**Exercise brief**
Word for word, give the material below again, minus any images.
....................
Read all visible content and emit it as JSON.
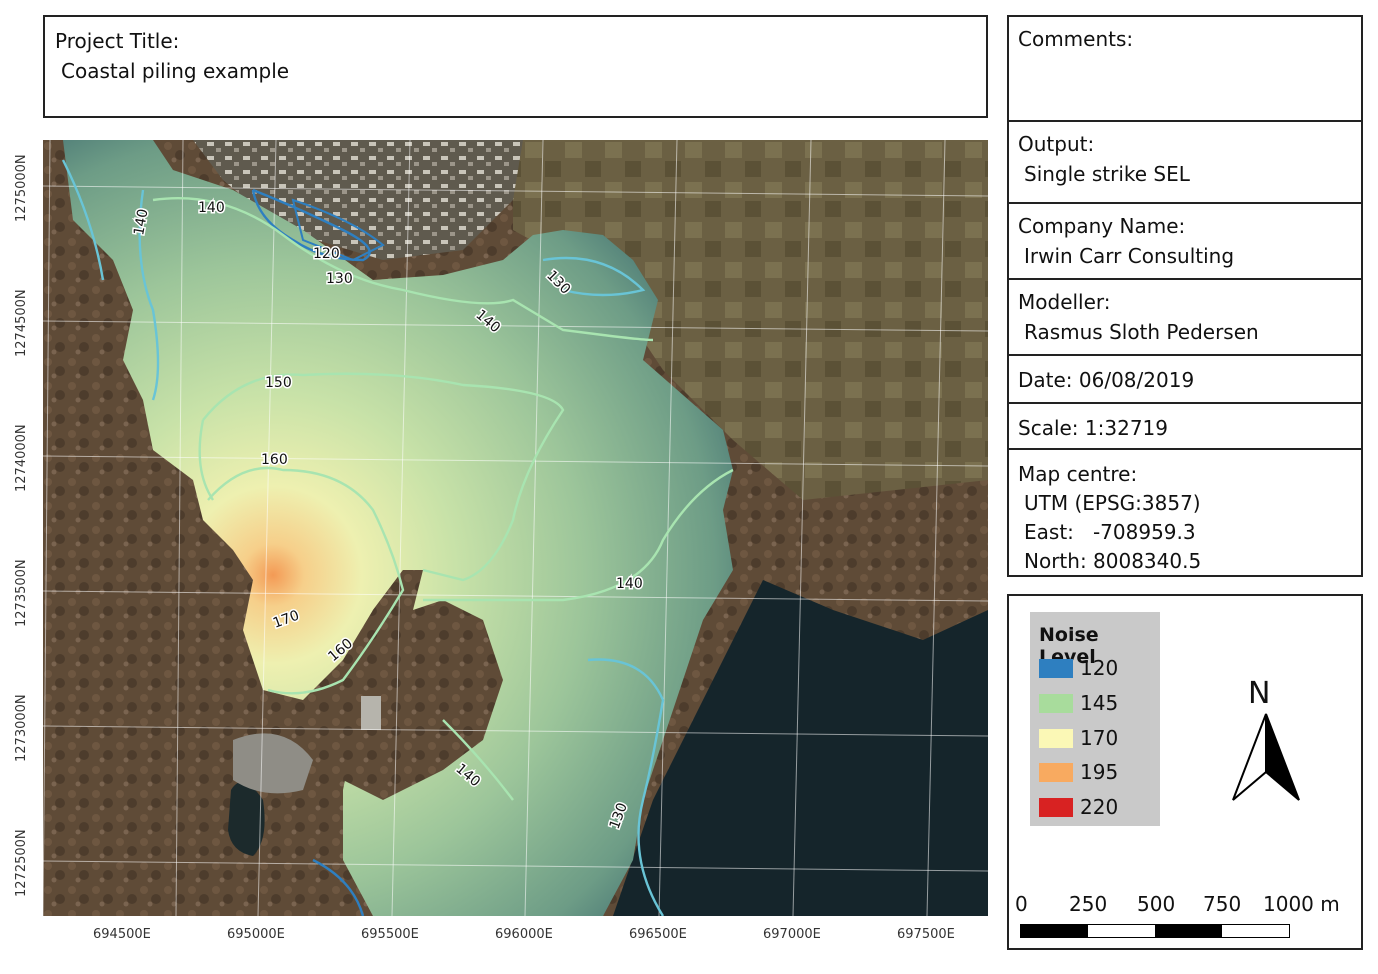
{
  "project": {
    "title_label": "Project Title:",
    "title_value": "Coastal piling example"
  },
  "info": {
    "comments_label": "Comments:",
    "output_label": "Output:",
    "output_value": "Single strike SEL",
    "company_label": "Company Name:",
    "company_value": "Irwin Carr Consulting",
    "modeller_label": "Modeller:",
    "modeller_value": "Rasmus Sloth Pedersen",
    "date": "Date: 06/08/2019",
    "scale": "Scale: 1:32719",
    "map_centre_label": "Map centre:",
    "utm": "UTM (EPSG:3857)",
    "east": "East:   -708959.3",
    "north": "North: 8008340.5"
  },
  "legend": {
    "title": "Noise Level",
    "items": [
      {
        "label": "120",
        "color": "#2e7fc0"
      },
      {
        "label": "145",
        "color": "#a8dc9c"
      },
      {
        "label": "170",
        "color": "#fbf8b6"
      },
      {
        "label": "195",
        "color": "#f8aa60"
      },
      {
        "label": "220",
        "color": "#d82222"
      }
    ]
  },
  "north_arrow": {
    "label": "N"
  },
  "scalebar": {
    "labels": [
      "0",
      "250",
      "500",
      "750",
      "1000 m"
    ]
  },
  "map": {
    "x_ticks": [
      "694500E",
      "695000E",
      "695500E",
      "696000E",
      "696500E",
      "697000E",
      "697500E"
    ],
    "y_ticks": [
      "1275000N",
      "1274500N",
      "1274000N",
      "1273500N",
      "1273000N",
      "1272500N"
    ],
    "contour_labels": [
      "140",
      "140",
      "120",
      "130",
      "130",
      "140",
      "150",
      "160",
      "170",
      "160",
      "140",
      "140",
      "130"
    ],
    "colors": {
      "land": "#5e4a36",
      "sea": "#1f3a40",
      "contour_blue": "#69c4d6",
      "contour_green": "#9fe4ae"
    }
  }
}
....................
**Correct answer**
Read all visible content and emit it as JSON.
{
  "project": {
    "title_label": "Project Title:",
    "title_value": "Coastal piling example"
  },
  "info": {
    "comments_label": "Comments:",
    "output_label": "Output:",
    "output_value": "Single strike SEL",
    "company_label": "Company Name:",
    "company_value": "Irwin Carr Consulting",
    "modeller_label": "Modeller:",
    "modeller_value": "Rasmus Sloth Pedersen",
    "date": "Date: 06/08/2019",
    "scale": "Scale: 1:32719",
    "map_centre_label": "Map centre:",
    "utm": "UTM (EPSG:3857)",
    "east": "East:   -708959.3",
    "north": "North: 8008340.5"
  },
  "legend": {
    "title": "Noise Level",
    "items": [
      {
        "label": "120",
        "color": "#2e7fc0"
      },
      {
        "label": "145",
        "color": "#a8dc9c"
      },
      {
        "label": "170",
        "color": "#fbf8b6"
      },
      {
        "label": "195",
        "color": "#f8aa60"
      },
      {
        "label": "220",
        "color": "#d82222"
      }
    ]
  },
  "north_arrow": {
    "label": "N"
  },
  "scalebar": {
    "labels": [
      "0",
      "250",
      "500",
      "750",
      "1000 m"
    ]
  },
  "map": {
    "x_ticks": [
      "694500E",
      "695000E",
      "695500E",
      "696000E",
      "696500E",
      "697000E",
      "697500E"
    ],
    "y_ticks": [
      "1275000N",
      "1274500N",
      "1274000N",
      "1273500N",
      "1273000N",
      "1272500N"
    ],
    "contour_labels": [
      "140",
      "140",
      "120",
      "130",
      "130",
      "140",
      "150",
      "160",
      "170",
      "160",
      "140",
      "140",
      "130"
    ],
    "colors": {
      "land": "#5e4a36",
      "sea": "#1f3a40",
      "contour_blue": "#69c4d6",
      "contour_green": "#9fe4ae"
    }
  }
}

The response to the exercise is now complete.